Exercise directions
Transcribe the records in full, keeping every character as it is.

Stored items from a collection
------------

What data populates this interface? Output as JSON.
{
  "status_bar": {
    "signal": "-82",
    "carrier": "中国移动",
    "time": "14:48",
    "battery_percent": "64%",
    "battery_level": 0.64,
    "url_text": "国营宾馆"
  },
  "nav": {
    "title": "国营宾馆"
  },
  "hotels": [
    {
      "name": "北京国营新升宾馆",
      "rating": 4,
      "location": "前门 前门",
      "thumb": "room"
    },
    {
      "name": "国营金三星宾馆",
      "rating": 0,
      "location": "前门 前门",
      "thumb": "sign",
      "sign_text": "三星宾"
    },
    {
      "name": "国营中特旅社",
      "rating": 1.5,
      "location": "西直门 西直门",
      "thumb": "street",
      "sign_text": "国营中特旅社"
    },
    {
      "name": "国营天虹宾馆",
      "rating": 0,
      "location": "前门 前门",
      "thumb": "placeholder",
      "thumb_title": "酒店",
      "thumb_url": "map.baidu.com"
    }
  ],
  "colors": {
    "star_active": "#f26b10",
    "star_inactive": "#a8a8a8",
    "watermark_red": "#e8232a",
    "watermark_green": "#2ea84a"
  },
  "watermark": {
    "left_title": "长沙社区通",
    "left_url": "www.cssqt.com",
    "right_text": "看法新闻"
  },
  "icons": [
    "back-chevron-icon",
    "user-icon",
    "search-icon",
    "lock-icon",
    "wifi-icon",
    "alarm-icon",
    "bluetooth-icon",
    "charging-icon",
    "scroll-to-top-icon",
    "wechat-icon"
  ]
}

------------

Output of the task
What data populates this interface? Output as JSON.
{
  "status_bar": {
    "signal": "-82",
    "carrier": "中国移动",
    "time": "14:48",
    "battery_percent": "64%",
    "battery_level": 0.64,
    "url_text": "国营宾馆"
  },
  "nav": {
    "title": "国营宾馆"
  },
  "hotels": [
    {
      "name": "北京国营新升宾馆",
      "rating": 4,
      "location": "前门 前门",
      "thumb": "room"
    },
    {
      "name": "国营金三星宾馆",
      "rating": 0,
      "location": "前门 前门",
      "thumb": "sign",
      "sign_text": "三星宾"
    },
    {
      "name": "国营中特旅社",
      "rating": 1.5,
      "location": "西直门 西直门",
      "thumb": "street",
      "sign_text": "国营中特旅社"
    },
    {
      "name": "国营天虹宾馆",
      "rating": 0,
      "location": "前门 前门",
      "thumb": "placeholder",
      "thumb_title": "酒店",
      "thumb_url": "map.baidu.com"
    }
  ],
  "colors": {
    "star_active": "#f26b10",
    "star_inactive": "#a8a8a8",
    "watermark_red": "#e8232a",
    "watermark_green": "#2ea84a"
  },
  "watermark": {
    "left_title": "长沙社区通",
    "left_url": "www.cssqt.com",
    "right_text": "看法新闻"
  },
  "icons": [
    "back-chevron-icon",
    "user-icon",
    "search-icon",
    "lock-icon",
    "wifi-icon",
    "alarm-icon",
    "bluetooth-icon",
    "charging-icon",
    "scroll-to-top-icon",
    "wechat-icon"
  ]
}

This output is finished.